-- Requirement --
In the listing below, count the lines with "document" and report only the figure.

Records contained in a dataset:
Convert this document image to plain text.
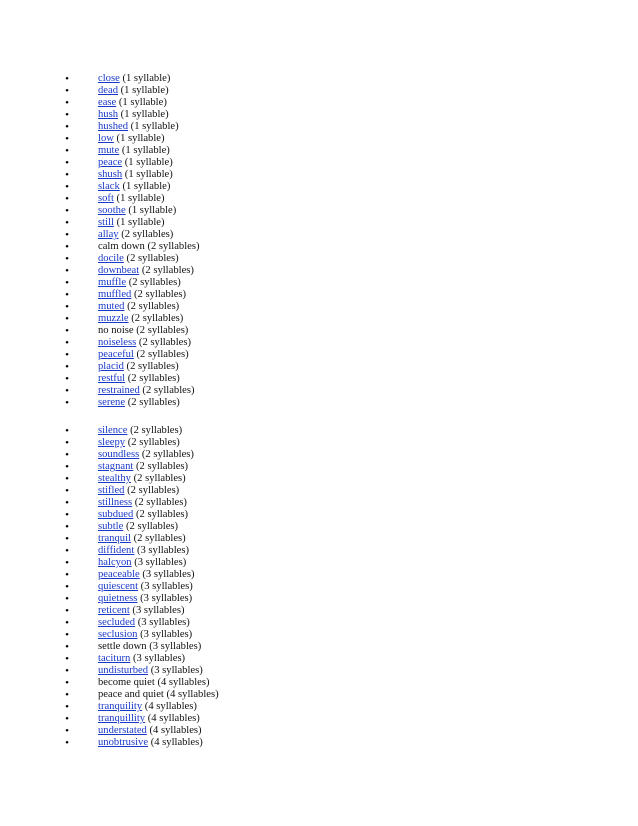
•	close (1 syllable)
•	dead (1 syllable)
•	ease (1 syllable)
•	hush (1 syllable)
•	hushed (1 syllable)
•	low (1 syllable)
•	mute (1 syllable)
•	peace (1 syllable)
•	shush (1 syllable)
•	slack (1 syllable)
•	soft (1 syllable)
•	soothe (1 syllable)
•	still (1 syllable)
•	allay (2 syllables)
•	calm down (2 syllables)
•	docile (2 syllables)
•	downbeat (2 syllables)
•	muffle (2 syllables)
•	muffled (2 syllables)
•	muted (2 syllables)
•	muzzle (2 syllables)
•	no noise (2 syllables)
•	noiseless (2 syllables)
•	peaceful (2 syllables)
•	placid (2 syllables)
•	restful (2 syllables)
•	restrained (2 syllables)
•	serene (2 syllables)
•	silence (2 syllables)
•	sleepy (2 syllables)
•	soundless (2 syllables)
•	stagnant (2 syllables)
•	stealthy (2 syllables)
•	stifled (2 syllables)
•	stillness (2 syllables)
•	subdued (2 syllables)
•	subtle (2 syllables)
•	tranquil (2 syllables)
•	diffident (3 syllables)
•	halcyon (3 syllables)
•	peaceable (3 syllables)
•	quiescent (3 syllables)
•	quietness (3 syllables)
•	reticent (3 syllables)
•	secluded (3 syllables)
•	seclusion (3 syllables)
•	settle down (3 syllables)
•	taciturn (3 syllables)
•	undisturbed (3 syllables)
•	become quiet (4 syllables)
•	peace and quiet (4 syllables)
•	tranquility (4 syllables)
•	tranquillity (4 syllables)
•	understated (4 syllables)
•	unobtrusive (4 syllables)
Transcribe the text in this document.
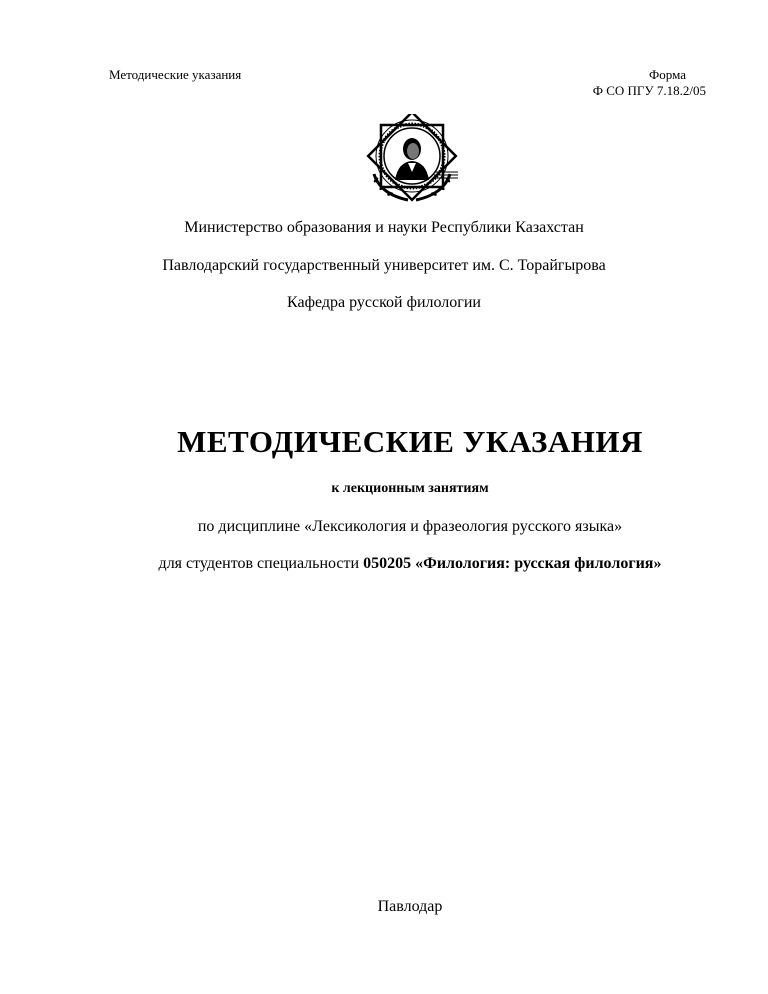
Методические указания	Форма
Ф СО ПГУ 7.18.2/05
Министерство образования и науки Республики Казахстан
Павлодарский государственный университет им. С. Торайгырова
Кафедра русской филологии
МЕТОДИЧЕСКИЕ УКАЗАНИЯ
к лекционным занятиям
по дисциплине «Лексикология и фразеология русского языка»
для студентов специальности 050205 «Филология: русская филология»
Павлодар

-- Output for this task --
2